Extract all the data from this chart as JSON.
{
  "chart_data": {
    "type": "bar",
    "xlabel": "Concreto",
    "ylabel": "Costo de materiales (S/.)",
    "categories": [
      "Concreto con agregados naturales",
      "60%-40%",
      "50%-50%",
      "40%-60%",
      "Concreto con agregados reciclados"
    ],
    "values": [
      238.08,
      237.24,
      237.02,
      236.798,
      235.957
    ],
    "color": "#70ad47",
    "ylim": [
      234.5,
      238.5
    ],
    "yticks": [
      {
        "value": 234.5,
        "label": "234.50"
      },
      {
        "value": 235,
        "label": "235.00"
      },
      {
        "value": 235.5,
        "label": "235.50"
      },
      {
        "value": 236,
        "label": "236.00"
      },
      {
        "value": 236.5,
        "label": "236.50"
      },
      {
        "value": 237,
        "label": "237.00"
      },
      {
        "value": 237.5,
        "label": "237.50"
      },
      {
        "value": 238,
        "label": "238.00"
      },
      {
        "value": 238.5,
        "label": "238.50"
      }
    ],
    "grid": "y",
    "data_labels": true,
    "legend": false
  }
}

* * * * * * * * *

| SET PROBLEM |
Restate the data above word for word, please.

| SOLUTION TO THIS EXERCISE |
Extract all the data from this chart as JSON.
{
  "chart_data": {
    "type": "bar",
    "xlabel": "Concreto",
    "ylabel": "Costo de materiales (S/.)",
    "categories": [
      "Concreto con agregados naturales",
      "60%-40%",
      "50%-50%",
      "40%-60%",
      "Concreto con agregados reciclados"
    ],
    "values": [
      238.08,
      237.24,
      237.02,
      236.798,
      235.957
    ],
    "color": "#70ad47",
    "ylim": [
      234.5,
      238.5
    ],
    "yticks": [
      {
        "value": 234.5,
        "label": "234.50"
      },
      {
        "value": 235,
        "label": "235.00"
      },
      {
        "value": 235.5,
        "label": "235.50"
      },
      {
        "value": 236,
        "label": "236.00"
      },
      {
        "value": 236.5,
        "label": "236.50"
      },
      {
        "value": 237,
        "label": "237.00"
      },
      {
        "value": 237.5,
        "label": "237.50"
      },
      {
        "value": 238,
        "label": "238.00"
      },
      {
        "value": 238.5,
        "label": "238.50"
      }
    ],
    "grid": "y",
    "data_labels": true,
    "legend": false
  }
}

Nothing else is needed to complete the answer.